» Your objective
Show all lines from the data that include the word "page".

» Provided records
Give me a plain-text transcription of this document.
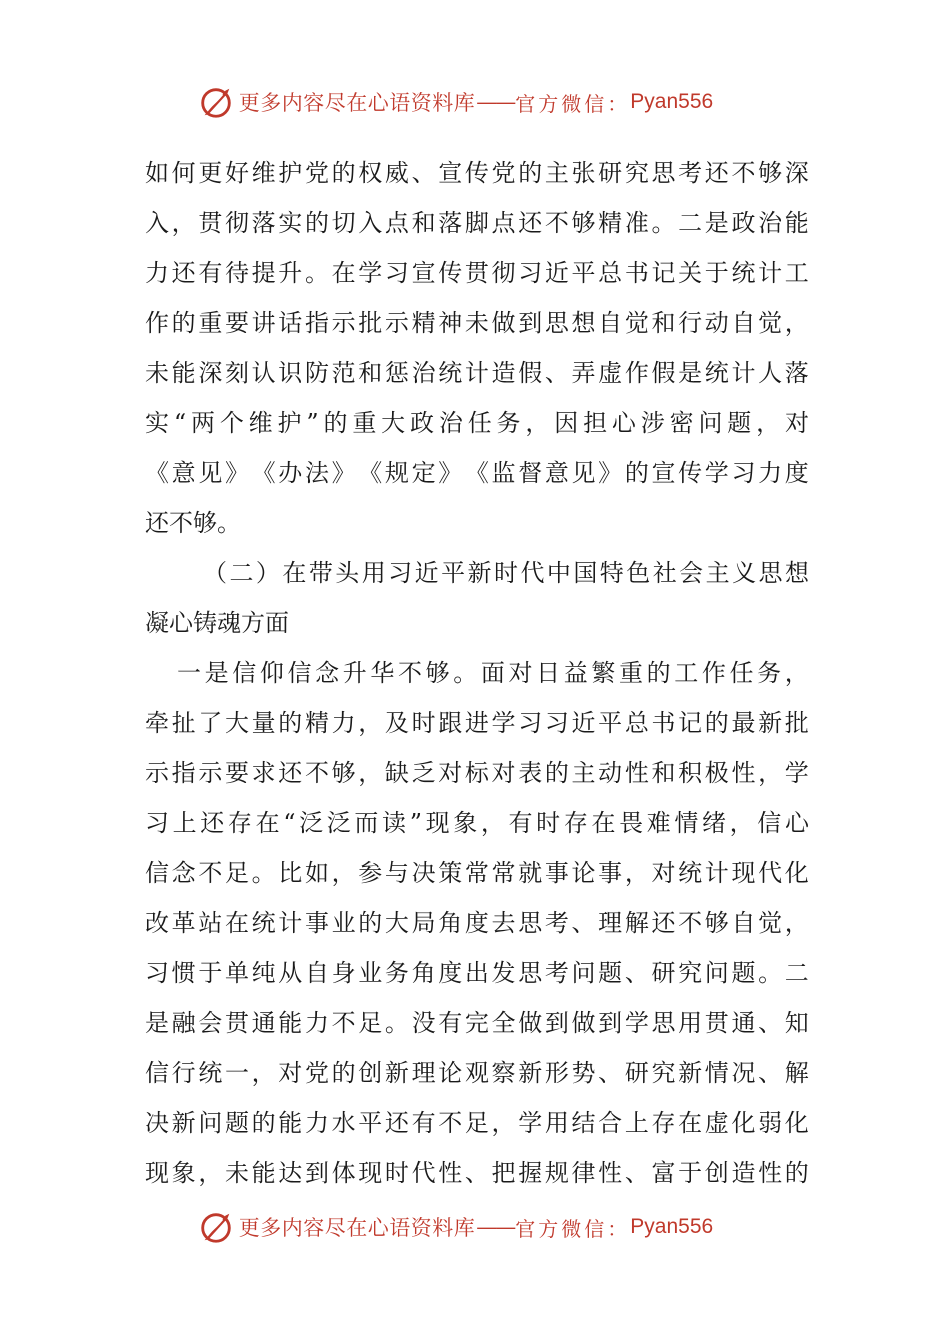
更多内容尽在心语资料库 —— 官方微信： Pyan556
如 何 更 好 维 护 党 的 权 威 、 宣 传 党 的 主 张 研 究 思 考 还 不 够 深
入 ， 贯 彻 落 实 的 切 入 点 和 落 脚 点 还 不 够 精 准 。 二 是 政 治 能
力 还 有 待 提 升 。 在 学 习 宣 传 贯 彻 习 近 平 总 书 记 关 于 统 计 工
作 的 重 要 讲 话 指 示 批 示 精 神 未 做 到 思 想 自 觉 和 行 动 自 觉 ，
未 能 深 刻 认 识 防 范 和 惩 治 统 计 造 假 、 弄 虚 作 假 是 统 计 人 落
实 “ 两 个 维 护 ” 的 重 大 政 治 任 务 ， 因 担 心 涉 密 问 题 ， 对
《 意 见 》 《 办 法 》 《 规 定 》 《 监 督 意 见 》 的 宣 传 学 习 力 度
还不够。
（ 二 ） 在 带 头 用 习 近 平 新 时 代 中 国 特 色 社 会 主 义 思 想
凝心铸魂方面
一 是 信 仰 信 念 升 华 不 够 。 面 对 日 益 繁 重 的 工 作 任 务 ，
牵 扯 了 大 量 的 精 力 ， 及 时 跟 进 学 习 习 近 平 总 书 记 的 最 新 批
示 指 示 要 求 还 不 够 ， 缺 乏 对 标 对 表 的 主 动 性 和 积 极 性 ， 学
习 上 还 存 在 “ 泛 泛 而 读 ” 现 象 ， 有 时 存 在 畏 难 情 绪 ， 信 心
信 念 不 足 。 比 如 ， 参 与 决 策 常 常 就 事 论 事 ， 对 统 计 现 代 化
改 革 站 在 统 计 事 业 的 大 局 角 度 去 思 考 、 理 解 还 不 够 自 觉 ，
习 惯 于 单 纯 从 自 身 业 务 角 度 出 发 思 考 问 题 、 研 究 问 题 。 二
是 融 会 贯 通 能 力 不 足 。 没 有 完 全 做 到 做 到 学 思 用 贯 通 、 知
信 行 统 一 ， 对 党 的 创 新 理 论 观 察 新 形 势 、 研 究 新 情 况 、 解
决 新 问 题 的 能 力 水 平 还 有 不 足 ， 学 用 结 合 上 存 在 虚 化 弱 化
现 象 ， 未 能 达 到 体 现 时 代 性 、 把 握 规 律 性 、 富 于 创 造 性 的
更多内容尽在心语资料库 —— 官方微信： Pyan556
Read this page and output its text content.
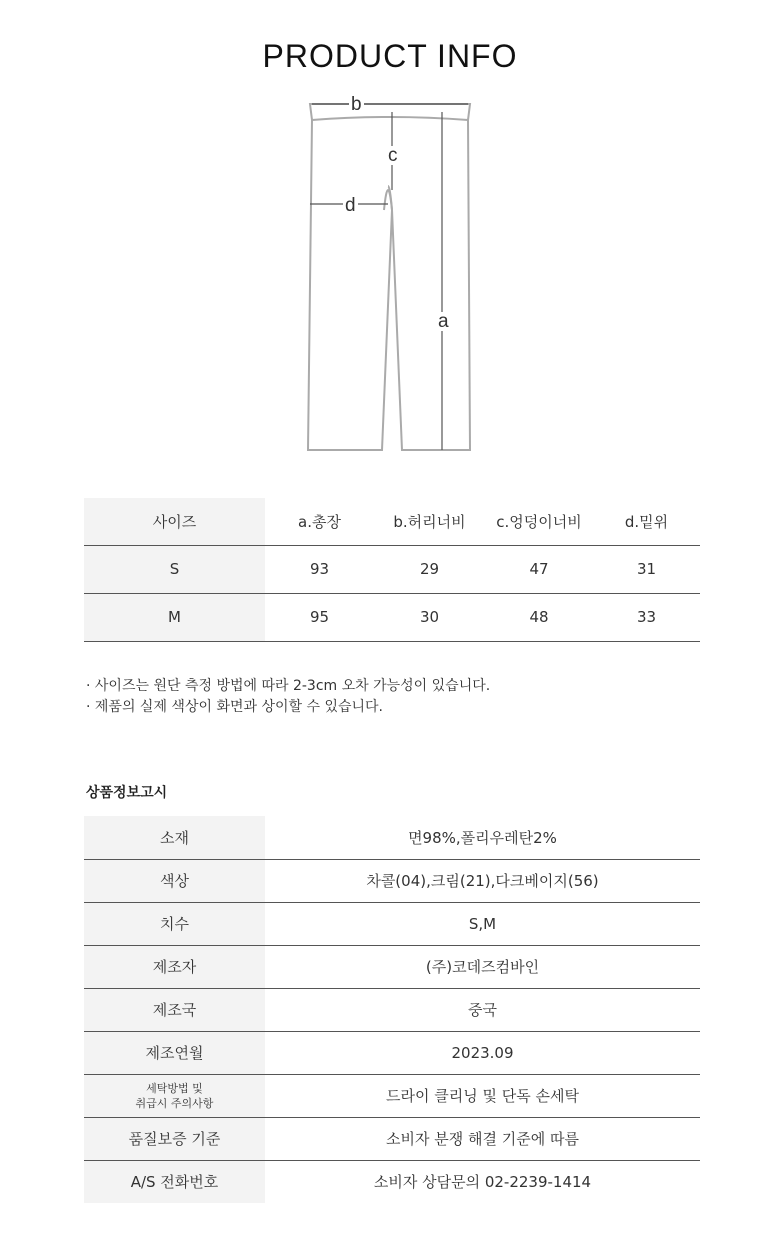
PRODUCT INFO
b
c
d
a
사이즈	a.총장	b.허리너비	c.엉덩이너비	d.밑위
S	93	29	47	31
M	95	30	48	33
· 사이즈는 원단 측정 방법에 따라 2-3cm 오차 가능성이 있습니다.
· 제품의 실제 색상이 화면과 상이할 수 있습니다.
상품정보고시
소재	면98%,폴리우레탄2%
색상	차콜(04),크림(21),다크베이지(56)
치수	S,M
제조자	(주)코데즈컴바인
제조국	중국
제조연월	2023.09

세탁방법 및
취급시 주의사항	드라이 클리닝 및 단독 손세탁
품질보증 기준	소비자 분쟁 해결 기준에 따름
A/S 전화번호	소비자 상담문의 02-2239-1414
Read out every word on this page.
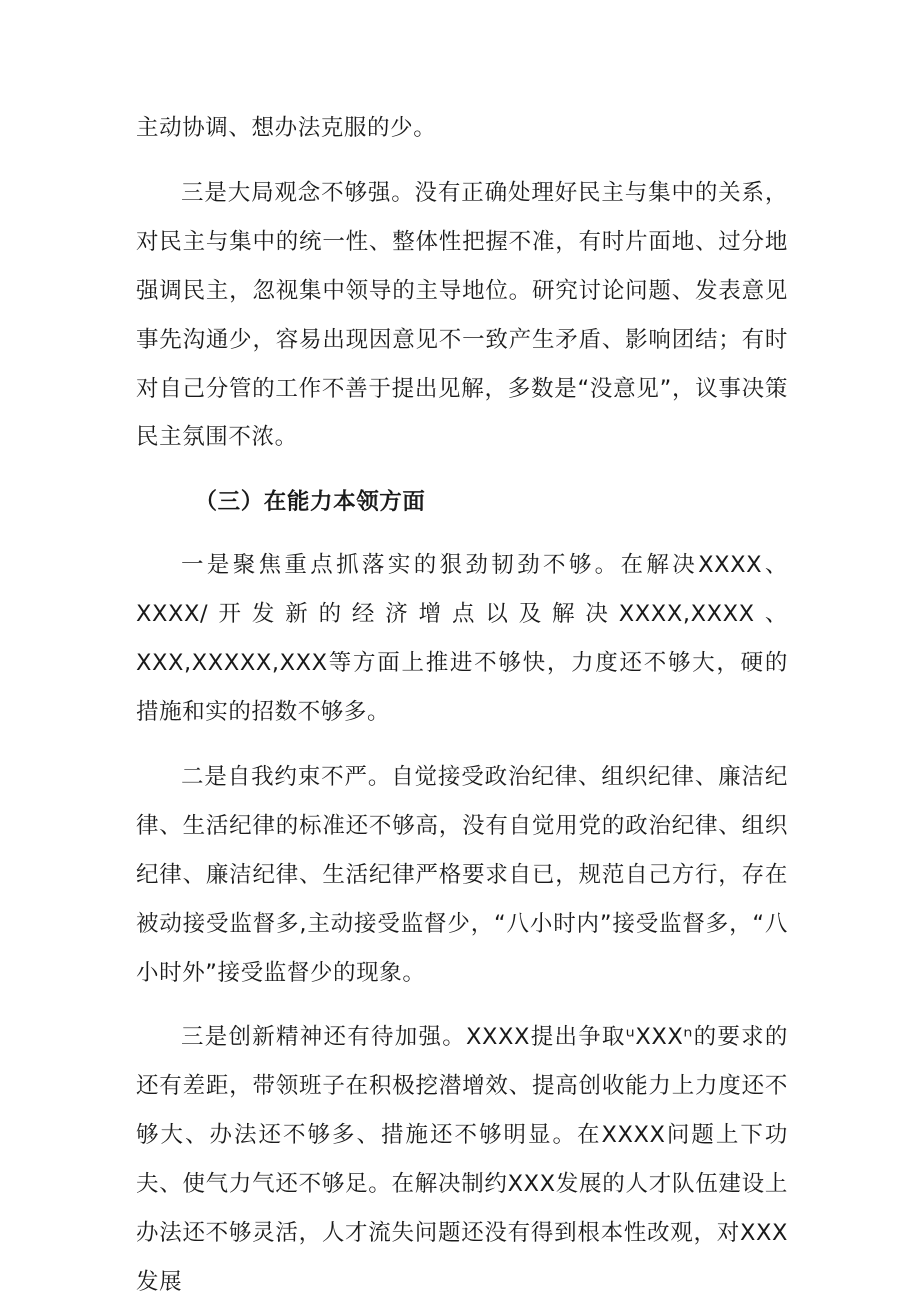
主动协调、想办法克服的少。

三是大局观念不够强。没有正确处理好民主与集中的关系，对民主与集中的统一性、整体性把握不准，有时片面地、过分地强调民主，忽视集中领导的主导地位。研究讨论问题、发表意见事先沟通少，容易出现因意见不一致产生矛盾、影响团结；有时对自己分管的工作不善于提出见解，多数是“没意见”，议事决策民主氛围不浓。

（三）在能力本领方面

一是聚焦重点抓落实的狠劲韧劲不够。在解决XXXX、XXXX/开发新的经济增点以及解决XXXX,XXXX、XXX,XXXXX,XXX等方面上推进不够快，力度还不够大，硬的措施和实的招数不够多。

二是自我约束不严。自觉接受政治纪律、组织纪律、廉洁纪律、生活纪律的标准还不够高，没有自觉用党的政治纪律、组织纪律、廉洁纪律、生活纪律严格要求自已，规范自己方行，存在被动接受监督多,主动接受监督少，“八小时内”接受监督多，“八小时外”接受监督少的现象。

三是创新精神还有待加强。XXXX提出争取ᵘXXXⁿ的要求的还有差距，带领班子在积极挖潜增效、提高创收能力上力度还不够大、办法还不够多、措施还不够明显。在XXXX问题上下功夫、使气力气还不够足。在解决制约XXX发展的人才队伍建设上办法还不够灵活，人才流失问题还没有得到根本性改观，对XXX发展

» Result of this task
Read this page and output its text content.
Read out every word on this page.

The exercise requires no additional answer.